- [Objective] Identify the lines that contain the string "value", then copy each of them.

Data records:

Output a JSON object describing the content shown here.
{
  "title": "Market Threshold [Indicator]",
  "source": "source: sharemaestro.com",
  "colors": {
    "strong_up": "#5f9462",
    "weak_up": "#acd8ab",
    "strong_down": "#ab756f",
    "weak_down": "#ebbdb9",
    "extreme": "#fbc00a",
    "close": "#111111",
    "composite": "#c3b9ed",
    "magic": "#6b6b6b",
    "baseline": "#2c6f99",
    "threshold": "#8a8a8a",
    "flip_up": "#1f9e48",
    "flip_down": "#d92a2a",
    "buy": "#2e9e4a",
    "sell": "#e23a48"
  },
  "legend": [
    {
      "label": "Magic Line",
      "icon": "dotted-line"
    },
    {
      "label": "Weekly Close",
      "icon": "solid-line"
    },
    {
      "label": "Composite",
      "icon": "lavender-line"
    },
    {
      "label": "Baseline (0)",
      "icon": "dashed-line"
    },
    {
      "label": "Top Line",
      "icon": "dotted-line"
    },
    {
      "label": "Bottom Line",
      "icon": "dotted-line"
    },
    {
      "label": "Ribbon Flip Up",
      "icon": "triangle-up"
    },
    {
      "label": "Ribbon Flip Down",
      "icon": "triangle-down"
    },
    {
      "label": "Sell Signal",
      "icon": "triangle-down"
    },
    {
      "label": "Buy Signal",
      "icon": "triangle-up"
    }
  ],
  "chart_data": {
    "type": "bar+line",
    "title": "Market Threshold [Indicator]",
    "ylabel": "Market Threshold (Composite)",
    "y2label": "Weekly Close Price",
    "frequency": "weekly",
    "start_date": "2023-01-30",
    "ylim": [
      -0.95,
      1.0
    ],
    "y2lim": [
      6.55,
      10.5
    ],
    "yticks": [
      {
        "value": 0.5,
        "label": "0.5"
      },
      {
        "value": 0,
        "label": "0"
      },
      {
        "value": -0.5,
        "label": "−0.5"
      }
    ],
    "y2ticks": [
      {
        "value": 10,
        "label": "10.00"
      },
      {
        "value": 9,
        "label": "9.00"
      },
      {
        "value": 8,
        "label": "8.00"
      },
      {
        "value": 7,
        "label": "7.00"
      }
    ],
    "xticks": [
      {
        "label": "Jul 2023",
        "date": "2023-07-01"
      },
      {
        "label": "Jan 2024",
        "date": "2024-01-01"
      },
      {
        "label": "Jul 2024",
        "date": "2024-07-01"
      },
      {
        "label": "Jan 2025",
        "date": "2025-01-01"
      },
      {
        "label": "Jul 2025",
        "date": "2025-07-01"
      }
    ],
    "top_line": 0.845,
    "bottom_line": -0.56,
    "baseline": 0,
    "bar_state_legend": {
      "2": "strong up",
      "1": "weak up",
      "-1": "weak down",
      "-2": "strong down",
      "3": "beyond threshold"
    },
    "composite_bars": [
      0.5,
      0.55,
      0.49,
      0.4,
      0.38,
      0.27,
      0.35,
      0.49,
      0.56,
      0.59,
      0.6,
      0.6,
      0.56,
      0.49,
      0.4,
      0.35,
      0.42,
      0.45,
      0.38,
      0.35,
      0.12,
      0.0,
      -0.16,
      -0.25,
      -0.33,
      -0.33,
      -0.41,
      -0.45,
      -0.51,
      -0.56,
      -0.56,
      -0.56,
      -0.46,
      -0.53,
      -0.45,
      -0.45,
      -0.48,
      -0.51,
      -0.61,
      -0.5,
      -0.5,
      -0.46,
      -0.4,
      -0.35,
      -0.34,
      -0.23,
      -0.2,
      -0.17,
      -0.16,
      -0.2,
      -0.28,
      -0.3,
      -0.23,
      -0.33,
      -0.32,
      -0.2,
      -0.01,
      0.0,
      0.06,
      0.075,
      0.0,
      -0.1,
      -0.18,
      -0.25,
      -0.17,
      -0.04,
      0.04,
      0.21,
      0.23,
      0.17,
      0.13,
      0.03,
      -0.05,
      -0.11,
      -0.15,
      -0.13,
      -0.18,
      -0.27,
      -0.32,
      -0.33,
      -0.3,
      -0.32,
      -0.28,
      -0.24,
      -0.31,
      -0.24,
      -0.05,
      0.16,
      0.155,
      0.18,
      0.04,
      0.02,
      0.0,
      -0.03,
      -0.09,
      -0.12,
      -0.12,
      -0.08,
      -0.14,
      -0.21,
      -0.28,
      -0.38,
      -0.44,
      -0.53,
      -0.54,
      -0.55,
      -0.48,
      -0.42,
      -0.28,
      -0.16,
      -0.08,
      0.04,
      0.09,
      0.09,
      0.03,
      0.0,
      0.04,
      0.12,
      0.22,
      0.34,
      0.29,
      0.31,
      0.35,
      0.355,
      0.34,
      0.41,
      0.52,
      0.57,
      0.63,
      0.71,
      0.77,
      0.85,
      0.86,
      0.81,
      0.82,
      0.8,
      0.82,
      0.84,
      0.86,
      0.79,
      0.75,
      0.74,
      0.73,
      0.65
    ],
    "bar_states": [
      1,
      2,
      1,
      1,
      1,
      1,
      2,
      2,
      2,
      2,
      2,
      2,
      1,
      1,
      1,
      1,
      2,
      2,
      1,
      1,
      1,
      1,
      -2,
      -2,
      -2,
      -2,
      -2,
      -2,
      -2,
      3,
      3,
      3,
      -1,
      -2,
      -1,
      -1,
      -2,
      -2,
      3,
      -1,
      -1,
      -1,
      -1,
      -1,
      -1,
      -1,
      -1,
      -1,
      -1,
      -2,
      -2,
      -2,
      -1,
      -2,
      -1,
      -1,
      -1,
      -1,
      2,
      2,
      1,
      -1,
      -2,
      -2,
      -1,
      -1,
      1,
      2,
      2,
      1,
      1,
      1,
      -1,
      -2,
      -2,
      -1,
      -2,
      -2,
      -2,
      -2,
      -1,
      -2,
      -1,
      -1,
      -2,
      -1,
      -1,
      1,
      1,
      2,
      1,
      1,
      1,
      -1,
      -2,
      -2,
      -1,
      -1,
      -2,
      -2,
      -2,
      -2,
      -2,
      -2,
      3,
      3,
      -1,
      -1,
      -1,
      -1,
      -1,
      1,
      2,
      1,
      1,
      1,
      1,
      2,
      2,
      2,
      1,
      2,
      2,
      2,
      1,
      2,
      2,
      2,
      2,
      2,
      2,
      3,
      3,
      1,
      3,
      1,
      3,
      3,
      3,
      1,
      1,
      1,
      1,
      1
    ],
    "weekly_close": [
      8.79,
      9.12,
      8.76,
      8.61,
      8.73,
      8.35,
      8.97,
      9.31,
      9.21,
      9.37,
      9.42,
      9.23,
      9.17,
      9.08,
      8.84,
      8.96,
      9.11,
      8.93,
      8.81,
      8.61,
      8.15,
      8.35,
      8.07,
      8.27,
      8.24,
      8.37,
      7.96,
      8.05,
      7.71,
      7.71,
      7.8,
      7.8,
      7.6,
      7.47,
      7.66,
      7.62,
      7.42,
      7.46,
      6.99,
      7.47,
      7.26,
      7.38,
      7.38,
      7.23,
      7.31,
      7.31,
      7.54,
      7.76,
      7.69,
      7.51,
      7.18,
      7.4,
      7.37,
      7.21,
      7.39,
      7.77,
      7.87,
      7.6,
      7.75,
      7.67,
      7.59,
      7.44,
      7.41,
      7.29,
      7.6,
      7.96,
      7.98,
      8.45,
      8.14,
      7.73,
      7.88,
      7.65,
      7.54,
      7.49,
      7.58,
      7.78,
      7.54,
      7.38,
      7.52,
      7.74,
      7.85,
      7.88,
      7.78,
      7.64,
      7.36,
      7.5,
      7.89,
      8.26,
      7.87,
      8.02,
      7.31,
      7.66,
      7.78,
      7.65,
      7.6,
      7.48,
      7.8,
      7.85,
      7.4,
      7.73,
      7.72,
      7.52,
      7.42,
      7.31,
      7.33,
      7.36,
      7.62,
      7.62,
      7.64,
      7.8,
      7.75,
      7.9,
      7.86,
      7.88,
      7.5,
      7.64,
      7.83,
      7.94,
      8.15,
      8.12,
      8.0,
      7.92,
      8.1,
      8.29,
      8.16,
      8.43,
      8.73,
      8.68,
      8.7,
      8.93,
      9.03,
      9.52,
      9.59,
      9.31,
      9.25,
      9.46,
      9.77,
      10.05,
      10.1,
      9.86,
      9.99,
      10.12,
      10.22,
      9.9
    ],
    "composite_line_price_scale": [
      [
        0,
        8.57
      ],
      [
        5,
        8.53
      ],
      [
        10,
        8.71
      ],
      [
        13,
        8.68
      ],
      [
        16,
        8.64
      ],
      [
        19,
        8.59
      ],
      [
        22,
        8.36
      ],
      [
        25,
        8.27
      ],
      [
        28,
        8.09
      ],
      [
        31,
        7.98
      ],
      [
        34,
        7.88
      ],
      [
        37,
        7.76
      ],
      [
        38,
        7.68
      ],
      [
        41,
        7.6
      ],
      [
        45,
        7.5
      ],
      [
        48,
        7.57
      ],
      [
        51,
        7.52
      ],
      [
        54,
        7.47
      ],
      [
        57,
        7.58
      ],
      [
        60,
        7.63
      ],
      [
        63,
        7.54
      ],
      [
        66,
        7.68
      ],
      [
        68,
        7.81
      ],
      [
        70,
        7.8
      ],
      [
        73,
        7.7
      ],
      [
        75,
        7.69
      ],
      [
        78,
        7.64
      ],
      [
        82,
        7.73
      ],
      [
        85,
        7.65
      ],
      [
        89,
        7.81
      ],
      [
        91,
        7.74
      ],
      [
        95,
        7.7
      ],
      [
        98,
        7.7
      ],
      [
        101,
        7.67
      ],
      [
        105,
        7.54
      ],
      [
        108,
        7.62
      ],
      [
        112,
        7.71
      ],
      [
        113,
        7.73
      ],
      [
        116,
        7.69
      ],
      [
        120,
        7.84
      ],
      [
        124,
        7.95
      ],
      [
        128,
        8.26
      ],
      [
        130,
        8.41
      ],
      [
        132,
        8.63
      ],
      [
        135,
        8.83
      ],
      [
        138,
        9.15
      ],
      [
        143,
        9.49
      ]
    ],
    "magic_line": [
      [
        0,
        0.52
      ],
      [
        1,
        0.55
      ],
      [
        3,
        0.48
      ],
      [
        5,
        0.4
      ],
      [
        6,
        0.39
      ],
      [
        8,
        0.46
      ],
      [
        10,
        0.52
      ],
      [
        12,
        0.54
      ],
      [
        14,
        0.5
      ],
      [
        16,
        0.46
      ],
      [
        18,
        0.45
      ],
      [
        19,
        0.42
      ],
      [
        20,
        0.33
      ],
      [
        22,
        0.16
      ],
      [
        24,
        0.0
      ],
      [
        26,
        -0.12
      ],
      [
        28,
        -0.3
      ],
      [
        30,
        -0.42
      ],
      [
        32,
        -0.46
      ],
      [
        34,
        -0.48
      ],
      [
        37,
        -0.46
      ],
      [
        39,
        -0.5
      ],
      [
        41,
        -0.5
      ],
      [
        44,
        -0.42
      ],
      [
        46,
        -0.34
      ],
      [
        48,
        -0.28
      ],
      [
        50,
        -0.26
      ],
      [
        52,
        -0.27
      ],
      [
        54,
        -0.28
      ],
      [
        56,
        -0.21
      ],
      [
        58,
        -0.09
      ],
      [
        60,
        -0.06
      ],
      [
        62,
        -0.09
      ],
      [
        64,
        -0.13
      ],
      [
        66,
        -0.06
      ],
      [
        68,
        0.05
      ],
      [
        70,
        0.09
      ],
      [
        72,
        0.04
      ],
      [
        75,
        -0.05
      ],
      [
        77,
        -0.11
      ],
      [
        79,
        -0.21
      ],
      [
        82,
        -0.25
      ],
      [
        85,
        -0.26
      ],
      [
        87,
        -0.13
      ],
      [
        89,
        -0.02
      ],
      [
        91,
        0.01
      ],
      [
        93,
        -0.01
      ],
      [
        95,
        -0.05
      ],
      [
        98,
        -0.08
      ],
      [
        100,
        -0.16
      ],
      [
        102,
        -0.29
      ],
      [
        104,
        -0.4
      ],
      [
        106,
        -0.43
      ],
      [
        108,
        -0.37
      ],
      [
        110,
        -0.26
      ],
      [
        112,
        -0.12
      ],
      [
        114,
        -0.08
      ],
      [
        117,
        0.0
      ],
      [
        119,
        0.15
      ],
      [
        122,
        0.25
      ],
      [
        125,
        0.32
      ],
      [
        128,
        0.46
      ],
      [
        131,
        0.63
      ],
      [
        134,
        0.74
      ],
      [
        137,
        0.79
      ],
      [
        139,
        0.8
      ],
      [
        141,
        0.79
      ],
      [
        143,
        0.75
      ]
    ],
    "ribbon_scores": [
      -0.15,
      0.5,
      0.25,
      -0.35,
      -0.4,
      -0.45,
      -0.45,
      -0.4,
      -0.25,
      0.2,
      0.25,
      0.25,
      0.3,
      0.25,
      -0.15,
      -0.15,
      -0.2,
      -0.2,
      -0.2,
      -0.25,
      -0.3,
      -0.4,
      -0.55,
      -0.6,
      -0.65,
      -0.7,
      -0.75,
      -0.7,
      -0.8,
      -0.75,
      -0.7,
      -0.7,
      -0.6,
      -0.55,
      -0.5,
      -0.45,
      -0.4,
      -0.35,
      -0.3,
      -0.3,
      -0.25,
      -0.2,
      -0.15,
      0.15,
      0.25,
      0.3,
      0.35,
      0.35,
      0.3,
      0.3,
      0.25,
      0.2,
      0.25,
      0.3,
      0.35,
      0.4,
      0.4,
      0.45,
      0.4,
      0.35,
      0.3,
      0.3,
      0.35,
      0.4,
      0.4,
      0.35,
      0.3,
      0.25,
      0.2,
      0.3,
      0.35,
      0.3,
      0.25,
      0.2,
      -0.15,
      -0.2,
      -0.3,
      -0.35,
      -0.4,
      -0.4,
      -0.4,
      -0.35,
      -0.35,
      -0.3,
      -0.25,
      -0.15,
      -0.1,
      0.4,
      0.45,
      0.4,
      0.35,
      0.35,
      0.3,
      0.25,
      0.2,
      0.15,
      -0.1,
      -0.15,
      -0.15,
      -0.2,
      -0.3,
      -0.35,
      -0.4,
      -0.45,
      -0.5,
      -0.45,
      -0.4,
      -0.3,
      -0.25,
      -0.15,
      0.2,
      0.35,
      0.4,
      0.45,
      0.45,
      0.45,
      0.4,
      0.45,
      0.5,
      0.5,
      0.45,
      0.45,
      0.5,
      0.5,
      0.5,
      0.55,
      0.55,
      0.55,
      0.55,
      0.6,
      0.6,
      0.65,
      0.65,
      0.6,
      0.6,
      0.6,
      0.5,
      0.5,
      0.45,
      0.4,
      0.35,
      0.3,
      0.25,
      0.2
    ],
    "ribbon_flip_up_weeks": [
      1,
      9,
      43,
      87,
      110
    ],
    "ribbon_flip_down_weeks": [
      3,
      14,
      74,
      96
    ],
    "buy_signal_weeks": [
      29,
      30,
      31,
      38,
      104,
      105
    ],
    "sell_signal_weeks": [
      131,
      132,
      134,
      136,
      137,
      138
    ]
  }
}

- [Solution to this exercise]
        "value": 0.5,
        "value": 0,
        "value": -0.5,
        "value": 10,
        "value": 9,
        "value": 8,
        "value": 7,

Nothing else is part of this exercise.